## Set exercise
Exactly reproduce each entry, leaving out nothing.

[Data items]

+===+

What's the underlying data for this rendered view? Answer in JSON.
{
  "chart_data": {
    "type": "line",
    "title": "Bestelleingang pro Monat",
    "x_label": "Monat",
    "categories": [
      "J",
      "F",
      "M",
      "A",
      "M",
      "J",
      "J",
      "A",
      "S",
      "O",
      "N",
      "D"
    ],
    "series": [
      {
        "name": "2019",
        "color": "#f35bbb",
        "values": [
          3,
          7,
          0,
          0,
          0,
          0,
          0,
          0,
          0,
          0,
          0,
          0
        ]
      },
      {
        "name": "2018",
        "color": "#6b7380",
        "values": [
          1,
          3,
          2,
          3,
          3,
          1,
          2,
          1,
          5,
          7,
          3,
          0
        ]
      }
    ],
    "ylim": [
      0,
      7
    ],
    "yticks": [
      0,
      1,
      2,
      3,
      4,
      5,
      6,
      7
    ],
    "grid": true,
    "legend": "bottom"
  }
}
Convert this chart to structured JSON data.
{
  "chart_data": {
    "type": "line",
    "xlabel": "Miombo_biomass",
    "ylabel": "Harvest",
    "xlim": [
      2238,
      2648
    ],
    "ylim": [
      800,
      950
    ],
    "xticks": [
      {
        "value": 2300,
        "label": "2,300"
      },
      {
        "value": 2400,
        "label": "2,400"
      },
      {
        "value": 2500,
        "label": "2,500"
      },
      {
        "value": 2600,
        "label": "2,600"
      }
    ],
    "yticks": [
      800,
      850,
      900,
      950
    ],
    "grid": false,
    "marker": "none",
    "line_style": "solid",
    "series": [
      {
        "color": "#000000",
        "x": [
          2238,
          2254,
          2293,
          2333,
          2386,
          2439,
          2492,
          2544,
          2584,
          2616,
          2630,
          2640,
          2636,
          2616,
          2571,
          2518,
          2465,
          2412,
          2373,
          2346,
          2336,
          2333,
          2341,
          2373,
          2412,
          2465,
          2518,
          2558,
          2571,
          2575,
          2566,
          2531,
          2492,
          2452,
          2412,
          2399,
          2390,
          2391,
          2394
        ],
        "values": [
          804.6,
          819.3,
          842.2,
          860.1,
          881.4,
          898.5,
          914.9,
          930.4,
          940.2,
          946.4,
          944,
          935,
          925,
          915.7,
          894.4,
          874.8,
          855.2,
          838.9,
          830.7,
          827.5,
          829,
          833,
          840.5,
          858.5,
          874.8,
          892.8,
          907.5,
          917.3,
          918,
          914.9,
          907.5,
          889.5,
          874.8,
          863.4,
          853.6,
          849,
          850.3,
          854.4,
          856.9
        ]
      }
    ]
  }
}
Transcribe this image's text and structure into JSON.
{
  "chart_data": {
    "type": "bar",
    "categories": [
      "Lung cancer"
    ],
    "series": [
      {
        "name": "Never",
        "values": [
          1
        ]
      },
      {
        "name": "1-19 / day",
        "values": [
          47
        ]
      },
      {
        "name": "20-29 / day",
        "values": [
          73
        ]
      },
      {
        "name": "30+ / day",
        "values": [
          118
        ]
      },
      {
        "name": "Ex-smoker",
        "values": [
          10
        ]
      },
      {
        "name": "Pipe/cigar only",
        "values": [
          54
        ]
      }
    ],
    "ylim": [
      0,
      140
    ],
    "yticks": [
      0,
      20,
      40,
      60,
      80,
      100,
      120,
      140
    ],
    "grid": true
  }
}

+===+

## The reply
What's the underlying data for this rendered view? Answer in JSON.
{
  "chart_data": {
    "type": "line",
    "title": "Bestelleingang pro Monat",
    "x_label": "Monat",
    "categories": [
      "J",
      "F",
      "M",
      "A",
      "M",
      "J",
      "J",
      "A",
      "S",
      "O",
      "N",
      "D"
    ],
    "series": [
      {
        "name": "2019",
        "color": "#f35bbb",
        "values": [
          3,
          7,
          0,
          0,
          0,
          0,
          0,
          0,
          0,
          0,
          0,
          0
        ]
      },
      {
        "name": "2018",
        "color": "#6b7380",
        "values": [
          1,
          3,
          2,
          3,
          3,
          1,
          2,
          1,
          5,
          7,
          3,
          0
        ]
      }
    ],
    "ylim": [
      0,
      7
    ],
    "yticks": [
      0,
      1,
      2,
      3,
      4,
      5,
      6,
      7
    ],
    "grid": true,
    "legend": "bottom"
  }
}
Convert this chart to structured JSON data.
{
  "chart_data": {
    "type": "line",
    "xlabel": "Miombo_biomass",
    "ylabel": "Harvest",
    "xlim": [
      2238,
      2648
    ],
    "ylim": [
      800,
      950
    ],
    "xticks": [
      {
        "value": 2300,
        "label": "2,300"
      },
      {
        "value": 2400,
        "label": "2,400"
      },
      {
        "value": 2500,
        "label": "2,500"
      },
      {
        "value": 2600,
        "label": "2,600"
      }
    ],
    "yticks": [
      800,
      850,
      900,
      950
    ],
    "grid": false,
    "marker": "none",
    "line_style": "solid",
    "series": [
      {
        "color": "#000000",
        "x": [
          2238,
          2254,
          2293,
          2333,
          2386,
          2439,
          2492,
          2544,
          2584,
          2616,
          2630,
          2640,
          2636,
          2616,
          2571,
          2518,
          2465,
          2412,
          2373,
          2346,
          2336,
          2333,
          2341,
          2373,
          2412,
          2465,
          2518,
          2558,
          2571,
          2575,
          2566,
          2531,
          2492,
          2452,
          2412,
          2399,
          2390,
          2391,
          2394
        ],
        "values": [
          804.6,
          819.3,
          842.2,
          860.1,
          881.4,
          898.5,
          914.9,
          930.4,
          940.2,
          946.4,
          944,
          935,
          925,
          915.7,
          894.4,
          874.8,
          855.2,
          838.9,
          830.7,
          827.5,
          829,
          833,
          840.5,
          858.5,
          874.8,
          892.8,
          907.5,
          917.3,
          918,
          914.9,
          907.5,
          889.5,
          874.8,
          863.4,
          853.6,
          849,
          850.3,
          854.4,
          856.9
        ]
      }
    ]
  }
}
Transcribe this image's text and structure into JSON.
{
  "chart_data": {
    "type": "bar",
    "categories": [
      "Lung cancer"
    ],
    "series": [
      {
        "name": "Never",
        "values": [
          1
        ]
      },
      {
        "name": "1-19 / day",
        "values": [
          47
        ]
      },
      {
        "name": "20-29 / day",
        "values": [
          73
        ]
      },
      {
        "name": "30+ / day",
        "values": [
          118
        ]
      },
      {
        "name": "Ex-smoker",
        "values": [
          10
        ]
      },
      {
        "name": "Pipe/cigar only",
        "values": [
          54
        ]
      }
    ],
    "ylim": [
      0,
      140
    ],
    "yticks": [
      0,
      20,
      40,
      60,
      80,
      100,
      120,
      140
    ],
    "grid": true
  }
}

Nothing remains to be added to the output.